======== Given records
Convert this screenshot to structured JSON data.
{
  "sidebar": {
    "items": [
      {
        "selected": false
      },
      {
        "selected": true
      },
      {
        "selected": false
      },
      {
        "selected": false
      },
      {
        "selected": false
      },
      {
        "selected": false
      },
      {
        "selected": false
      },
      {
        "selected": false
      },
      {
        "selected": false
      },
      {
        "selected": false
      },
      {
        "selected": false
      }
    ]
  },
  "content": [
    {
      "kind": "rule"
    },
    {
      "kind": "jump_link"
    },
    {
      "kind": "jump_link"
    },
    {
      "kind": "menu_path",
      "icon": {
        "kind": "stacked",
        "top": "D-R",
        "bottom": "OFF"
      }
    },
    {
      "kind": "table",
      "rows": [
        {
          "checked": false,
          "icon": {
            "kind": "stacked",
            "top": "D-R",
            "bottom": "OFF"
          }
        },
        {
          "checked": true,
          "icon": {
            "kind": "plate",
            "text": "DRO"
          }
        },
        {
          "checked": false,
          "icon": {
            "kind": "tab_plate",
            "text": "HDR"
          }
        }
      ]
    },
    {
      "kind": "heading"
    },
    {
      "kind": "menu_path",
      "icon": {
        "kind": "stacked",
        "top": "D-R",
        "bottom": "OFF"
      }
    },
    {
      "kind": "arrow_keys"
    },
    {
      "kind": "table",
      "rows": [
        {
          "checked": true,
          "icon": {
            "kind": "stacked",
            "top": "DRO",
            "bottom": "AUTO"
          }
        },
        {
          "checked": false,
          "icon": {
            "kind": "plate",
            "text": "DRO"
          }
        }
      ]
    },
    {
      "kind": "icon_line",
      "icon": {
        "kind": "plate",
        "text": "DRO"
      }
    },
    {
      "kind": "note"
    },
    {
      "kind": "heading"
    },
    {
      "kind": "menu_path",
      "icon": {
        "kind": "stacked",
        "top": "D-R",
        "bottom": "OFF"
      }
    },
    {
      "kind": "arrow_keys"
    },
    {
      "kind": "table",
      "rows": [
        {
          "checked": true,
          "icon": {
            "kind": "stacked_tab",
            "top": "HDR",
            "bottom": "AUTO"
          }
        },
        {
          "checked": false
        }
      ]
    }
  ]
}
================
======== Given records
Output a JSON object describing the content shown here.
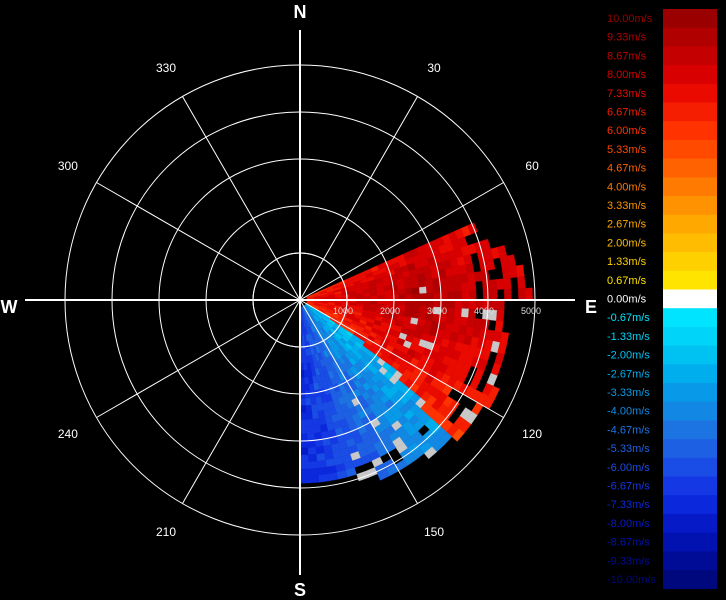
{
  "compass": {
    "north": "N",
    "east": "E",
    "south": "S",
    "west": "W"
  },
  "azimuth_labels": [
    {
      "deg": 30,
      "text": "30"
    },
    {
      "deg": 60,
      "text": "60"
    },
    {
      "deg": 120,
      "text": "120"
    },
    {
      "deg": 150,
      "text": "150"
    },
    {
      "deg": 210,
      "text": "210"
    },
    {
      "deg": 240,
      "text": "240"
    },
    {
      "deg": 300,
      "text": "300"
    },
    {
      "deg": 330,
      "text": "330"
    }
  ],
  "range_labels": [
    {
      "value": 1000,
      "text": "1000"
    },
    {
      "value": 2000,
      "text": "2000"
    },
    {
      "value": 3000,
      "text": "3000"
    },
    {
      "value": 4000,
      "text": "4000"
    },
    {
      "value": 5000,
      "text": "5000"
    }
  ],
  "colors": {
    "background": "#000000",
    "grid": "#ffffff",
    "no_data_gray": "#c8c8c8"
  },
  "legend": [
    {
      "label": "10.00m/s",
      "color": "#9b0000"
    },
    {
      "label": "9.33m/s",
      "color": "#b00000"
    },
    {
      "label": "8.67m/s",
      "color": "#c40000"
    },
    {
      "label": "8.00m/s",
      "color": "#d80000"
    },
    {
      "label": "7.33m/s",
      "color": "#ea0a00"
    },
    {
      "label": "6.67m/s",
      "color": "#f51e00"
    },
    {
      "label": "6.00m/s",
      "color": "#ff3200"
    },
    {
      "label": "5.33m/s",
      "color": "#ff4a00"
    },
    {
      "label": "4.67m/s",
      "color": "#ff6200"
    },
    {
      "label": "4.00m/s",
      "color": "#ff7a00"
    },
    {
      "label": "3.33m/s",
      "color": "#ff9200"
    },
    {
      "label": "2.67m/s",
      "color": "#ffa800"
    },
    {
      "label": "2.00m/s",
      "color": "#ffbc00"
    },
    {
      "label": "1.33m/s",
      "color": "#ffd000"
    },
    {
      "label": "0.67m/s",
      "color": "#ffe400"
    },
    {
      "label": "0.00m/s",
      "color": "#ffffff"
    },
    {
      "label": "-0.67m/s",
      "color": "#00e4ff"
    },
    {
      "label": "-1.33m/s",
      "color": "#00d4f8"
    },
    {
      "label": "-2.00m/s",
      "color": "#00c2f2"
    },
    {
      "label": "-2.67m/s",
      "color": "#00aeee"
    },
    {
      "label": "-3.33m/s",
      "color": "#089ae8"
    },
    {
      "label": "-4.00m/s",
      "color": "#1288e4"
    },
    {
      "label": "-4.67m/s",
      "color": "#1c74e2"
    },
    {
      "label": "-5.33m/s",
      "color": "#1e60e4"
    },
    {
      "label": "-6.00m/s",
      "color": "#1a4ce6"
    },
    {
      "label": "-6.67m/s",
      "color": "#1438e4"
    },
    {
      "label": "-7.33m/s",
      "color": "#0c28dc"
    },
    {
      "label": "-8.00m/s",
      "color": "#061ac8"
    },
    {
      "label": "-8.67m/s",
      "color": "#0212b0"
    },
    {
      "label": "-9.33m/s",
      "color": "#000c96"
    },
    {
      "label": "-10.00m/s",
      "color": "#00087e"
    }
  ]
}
================
**Prompt**:
Copy out every line where the word "content" occurs.

**Answer for this exercise**:
  "content": [
Output a JSON object describing the content shown here.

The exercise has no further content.